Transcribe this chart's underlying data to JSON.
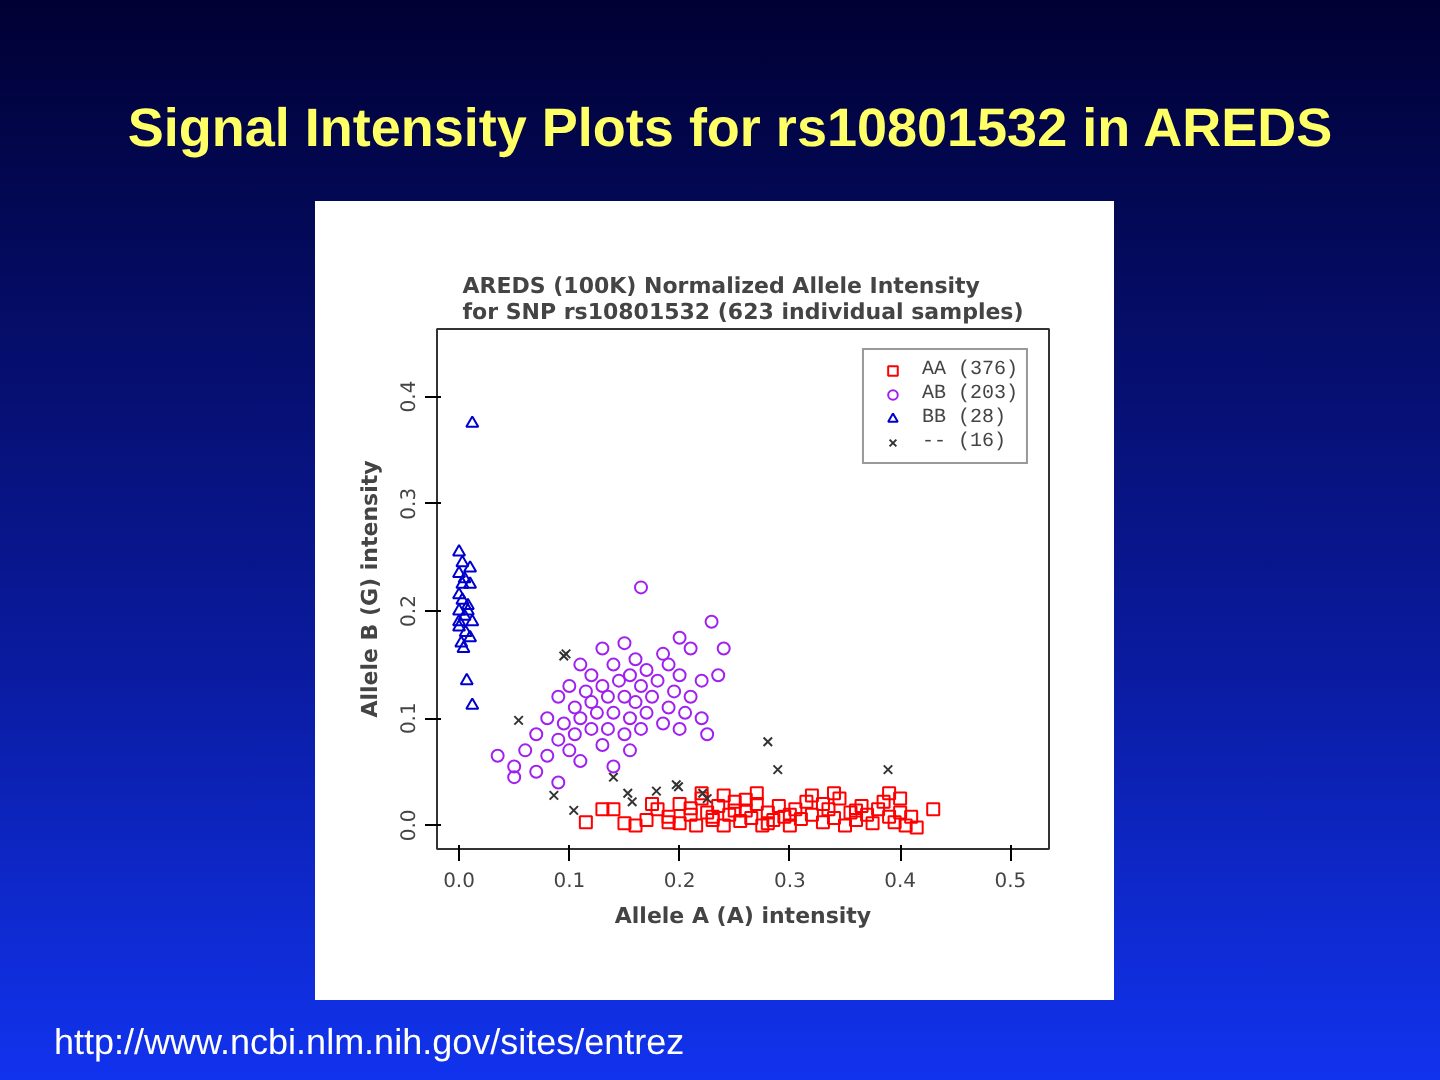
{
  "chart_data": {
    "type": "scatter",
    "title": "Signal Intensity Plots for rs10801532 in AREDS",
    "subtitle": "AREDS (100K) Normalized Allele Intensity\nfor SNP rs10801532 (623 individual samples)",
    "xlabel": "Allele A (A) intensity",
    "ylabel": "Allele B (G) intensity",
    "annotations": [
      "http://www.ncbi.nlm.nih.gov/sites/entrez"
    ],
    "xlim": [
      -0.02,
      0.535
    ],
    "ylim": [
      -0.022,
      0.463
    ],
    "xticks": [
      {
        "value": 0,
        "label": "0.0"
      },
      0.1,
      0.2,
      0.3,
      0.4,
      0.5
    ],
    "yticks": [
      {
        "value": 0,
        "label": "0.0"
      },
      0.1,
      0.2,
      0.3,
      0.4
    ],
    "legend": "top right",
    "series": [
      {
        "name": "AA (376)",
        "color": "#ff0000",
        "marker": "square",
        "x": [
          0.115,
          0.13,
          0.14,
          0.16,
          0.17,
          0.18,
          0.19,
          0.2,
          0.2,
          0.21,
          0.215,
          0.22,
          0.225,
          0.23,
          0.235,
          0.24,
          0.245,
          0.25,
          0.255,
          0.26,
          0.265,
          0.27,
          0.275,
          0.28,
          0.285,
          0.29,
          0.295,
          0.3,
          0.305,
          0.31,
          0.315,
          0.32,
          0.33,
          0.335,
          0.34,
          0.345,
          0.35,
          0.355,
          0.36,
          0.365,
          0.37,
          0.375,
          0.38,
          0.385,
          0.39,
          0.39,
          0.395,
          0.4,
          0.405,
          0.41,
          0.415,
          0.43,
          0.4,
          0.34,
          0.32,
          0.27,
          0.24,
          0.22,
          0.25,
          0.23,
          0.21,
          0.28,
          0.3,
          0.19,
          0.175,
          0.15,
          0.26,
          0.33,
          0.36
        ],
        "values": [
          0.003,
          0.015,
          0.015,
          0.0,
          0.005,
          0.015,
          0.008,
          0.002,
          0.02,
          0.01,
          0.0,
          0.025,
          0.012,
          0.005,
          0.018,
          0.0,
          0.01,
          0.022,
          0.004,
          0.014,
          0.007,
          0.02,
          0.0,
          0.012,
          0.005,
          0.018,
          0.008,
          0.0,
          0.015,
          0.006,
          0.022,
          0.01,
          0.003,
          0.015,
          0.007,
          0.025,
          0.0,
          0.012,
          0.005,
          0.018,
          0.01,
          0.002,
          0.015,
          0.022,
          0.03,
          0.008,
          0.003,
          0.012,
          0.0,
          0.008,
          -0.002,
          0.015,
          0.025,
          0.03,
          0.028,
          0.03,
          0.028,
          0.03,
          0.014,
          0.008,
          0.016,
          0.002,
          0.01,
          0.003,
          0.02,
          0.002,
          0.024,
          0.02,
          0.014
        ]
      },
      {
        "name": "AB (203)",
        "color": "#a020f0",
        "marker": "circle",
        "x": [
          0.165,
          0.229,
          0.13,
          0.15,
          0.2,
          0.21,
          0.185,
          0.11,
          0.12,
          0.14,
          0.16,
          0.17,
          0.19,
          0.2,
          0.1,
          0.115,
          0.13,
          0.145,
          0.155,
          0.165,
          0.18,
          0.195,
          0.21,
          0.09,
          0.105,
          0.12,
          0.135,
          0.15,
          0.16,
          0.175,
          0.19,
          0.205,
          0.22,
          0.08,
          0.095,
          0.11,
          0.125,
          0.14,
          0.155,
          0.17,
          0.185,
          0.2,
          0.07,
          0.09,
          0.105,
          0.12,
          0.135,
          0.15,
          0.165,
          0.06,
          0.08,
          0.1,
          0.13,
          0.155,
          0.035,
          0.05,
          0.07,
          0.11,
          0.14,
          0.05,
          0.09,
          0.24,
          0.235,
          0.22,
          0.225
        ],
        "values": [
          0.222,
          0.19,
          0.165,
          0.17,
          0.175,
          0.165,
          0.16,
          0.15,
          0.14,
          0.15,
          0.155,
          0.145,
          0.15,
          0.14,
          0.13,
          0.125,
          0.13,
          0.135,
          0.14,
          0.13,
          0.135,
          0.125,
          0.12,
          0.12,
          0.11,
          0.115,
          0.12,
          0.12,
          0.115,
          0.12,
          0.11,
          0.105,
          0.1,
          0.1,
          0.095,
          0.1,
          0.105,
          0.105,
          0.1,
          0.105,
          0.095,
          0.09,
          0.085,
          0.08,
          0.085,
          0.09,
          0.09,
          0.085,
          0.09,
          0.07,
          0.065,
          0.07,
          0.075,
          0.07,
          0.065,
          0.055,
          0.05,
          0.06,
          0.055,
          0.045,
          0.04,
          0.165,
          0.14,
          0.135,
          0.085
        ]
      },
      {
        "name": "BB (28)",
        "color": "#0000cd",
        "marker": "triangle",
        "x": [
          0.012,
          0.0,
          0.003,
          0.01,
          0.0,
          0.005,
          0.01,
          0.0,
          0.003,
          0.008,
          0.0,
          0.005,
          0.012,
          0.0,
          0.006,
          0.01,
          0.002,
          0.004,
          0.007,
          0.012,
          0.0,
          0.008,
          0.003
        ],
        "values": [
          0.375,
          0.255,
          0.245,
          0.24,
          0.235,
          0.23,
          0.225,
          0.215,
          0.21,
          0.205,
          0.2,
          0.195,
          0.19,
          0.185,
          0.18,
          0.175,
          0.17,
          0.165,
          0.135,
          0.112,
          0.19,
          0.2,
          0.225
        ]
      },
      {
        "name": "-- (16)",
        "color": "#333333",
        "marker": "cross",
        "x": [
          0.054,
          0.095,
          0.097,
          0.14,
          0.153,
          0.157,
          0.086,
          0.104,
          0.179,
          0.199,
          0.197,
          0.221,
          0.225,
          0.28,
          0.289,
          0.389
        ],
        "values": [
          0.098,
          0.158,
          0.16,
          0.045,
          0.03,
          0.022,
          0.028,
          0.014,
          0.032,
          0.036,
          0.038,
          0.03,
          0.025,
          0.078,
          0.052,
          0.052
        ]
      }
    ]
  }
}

__STATED EXERCISE__
Retype all entries exactly as they appear, dropping the images.

__FULL RESPONSE__
Transcribe this chart's underlying data to JSON.
{
  "chart_data": {
    "type": "scatter",
    "title": "Signal Intensity Plots for rs10801532 in AREDS",
    "subtitle": "AREDS (100K) Normalized Allele Intensity\nfor SNP rs10801532 (623 individual samples)",
    "xlabel": "Allele A (A) intensity",
    "ylabel": "Allele B (G) intensity",
    "annotations": [
      "http://www.ncbi.nlm.nih.gov/sites/entrez"
    ],
    "xlim": [
      -0.02,
      0.535
    ],
    "ylim": [
      -0.022,
      0.463
    ],
    "xticks": [
      {
        "value": 0,
        "label": "0.0"
      },
      0.1,
      0.2,
      0.3,
      0.4,
      0.5
    ],
    "yticks": [
      {
        "value": 0,
        "label": "0.0"
      },
      0.1,
      0.2,
      0.3,
      0.4
    ],
    "legend": "top right",
    "series": [
      {
        "name": "AA (376)",
        "color": "#ff0000",
        "marker": "square",
        "x": [
          0.115,
          0.13,
          0.14,
          0.16,
          0.17,
          0.18,
          0.19,
          0.2,
          0.2,
          0.21,
          0.215,
          0.22,
          0.225,
          0.23,
          0.235,
          0.24,
          0.245,
          0.25,
          0.255,
          0.26,
          0.265,
          0.27,
          0.275,
          0.28,
          0.285,
          0.29,
          0.295,
          0.3,
          0.305,
          0.31,
          0.315,
          0.32,
          0.33,
          0.335,
          0.34,
          0.345,
          0.35,
          0.355,
          0.36,
          0.365,
          0.37,
          0.375,
          0.38,
          0.385,
          0.39,
          0.39,
          0.395,
          0.4,
          0.405,
          0.41,
          0.415,
          0.43,
          0.4,
          0.34,
          0.32,
          0.27,
          0.24,
          0.22,
          0.25,
          0.23,
          0.21,
          0.28,
          0.3,
          0.19,
          0.175,
          0.15,
          0.26,
          0.33,
          0.36
        ],
        "values": [
          0.003,
          0.015,
          0.015,
          0.0,
          0.005,
          0.015,
          0.008,
          0.002,
          0.02,
          0.01,
          0.0,
          0.025,
          0.012,
          0.005,
          0.018,
          0.0,
          0.01,
          0.022,
          0.004,
          0.014,
          0.007,
          0.02,
          0.0,
          0.012,
          0.005,
          0.018,
          0.008,
          0.0,
          0.015,
          0.006,
          0.022,
          0.01,
          0.003,
          0.015,
          0.007,
          0.025,
          0.0,
          0.012,
          0.005,
          0.018,
          0.01,
          0.002,
          0.015,
          0.022,
          0.03,
          0.008,
          0.003,
          0.012,
          0.0,
          0.008,
          -0.002,
          0.015,
          0.025,
          0.03,
          0.028,
          0.03,
          0.028,
          0.03,
          0.014,
          0.008,
          0.016,
          0.002,
          0.01,
          0.003,
          0.02,
          0.002,
          0.024,
          0.02,
          0.014
        ]
      },
      {
        "name": "AB (203)",
        "color": "#a020f0",
        "marker": "circle",
        "x": [
          0.165,
          0.229,
          0.13,
          0.15,
          0.2,
          0.21,
          0.185,
          0.11,
          0.12,
          0.14,
          0.16,
          0.17,
          0.19,
          0.2,
          0.1,
          0.115,
          0.13,
          0.145,
          0.155,
          0.165,
          0.18,
          0.195,
          0.21,
          0.09,
          0.105,
          0.12,
          0.135,
          0.15,
          0.16,
          0.175,
          0.19,
          0.205,
          0.22,
          0.08,
          0.095,
          0.11,
          0.125,
          0.14,
          0.155,
          0.17,
          0.185,
          0.2,
          0.07,
          0.09,
          0.105,
          0.12,
          0.135,
          0.15,
          0.165,
          0.06,
          0.08,
          0.1,
          0.13,
          0.155,
          0.035,
          0.05,
          0.07,
          0.11,
          0.14,
          0.05,
          0.09,
          0.24,
          0.235,
          0.22,
          0.225
        ],
        "values": [
          0.222,
          0.19,
          0.165,
          0.17,
          0.175,
          0.165,
          0.16,
          0.15,
          0.14,
          0.15,
          0.155,
          0.145,
          0.15,
          0.14,
          0.13,
          0.125,
          0.13,
          0.135,
          0.14,
          0.13,
          0.135,
          0.125,
          0.12,
          0.12,
          0.11,
          0.115,
          0.12,
          0.12,
          0.115,
          0.12,
          0.11,
          0.105,
          0.1,
          0.1,
          0.095,
          0.1,
          0.105,
          0.105,
          0.1,
          0.105,
          0.095,
          0.09,
          0.085,
          0.08,
          0.085,
          0.09,
          0.09,
          0.085,
          0.09,
          0.07,
          0.065,
          0.07,
          0.075,
          0.07,
          0.065,
          0.055,
          0.05,
          0.06,
          0.055,
          0.045,
          0.04,
          0.165,
          0.14,
          0.135,
          0.085
        ]
      },
      {
        "name": "BB (28)",
        "color": "#0000cd",
        "marker": "triangle",
        "x": [
          0.012,
          0.0,
          0.003,
          0.01,
          0.0,
          0.005,
          0.01,
          0.0,
          0.003,
          0.008,
          0.0,
          0.005,
          0.012,
          0.0,
          0.006,
          0.01,
          0.002,
          0.004,
          0.007,
          0.012,
          0.0,
          0.008,
          0.003
        ],
        "values": [
          0.375,
          0.255,
          0.245,
          0.24,
          0.235,
          0.23,
          0.225,
          0.215,
          0.21,
          0.205,
          0.2,
          0.195,
          0.19,
          0.185,
          0.18,
          0.175,
          0.17,
          0.165,
          0.135,
          0.112,
          0.19,
          0.2,
          0.225
        ]
      },
      {
        "name": "-- (16)",
        "color": "#333333",
        "marker": "cross",
        "x": [
          0.054,
          0.095,
          0.097,
          0.14,
          0.153,
          0.157,
          0.086,
          0.104,
          0.179,
          0.199,
          0.197,
          0.221,
          0.225,
          0.28,
          0.289,
          0.389
        ],
        "values": [
          0.098,
          0.158,
          0.16,
          0.045,
          0.03,
          0.022,
          0.028,
          0.014,
          0.032,
          0.036,
          0.038,
          0.03,
          0.025,
          0.078,
          0.052,
          0.052
        ]
      }
    ]
  }
}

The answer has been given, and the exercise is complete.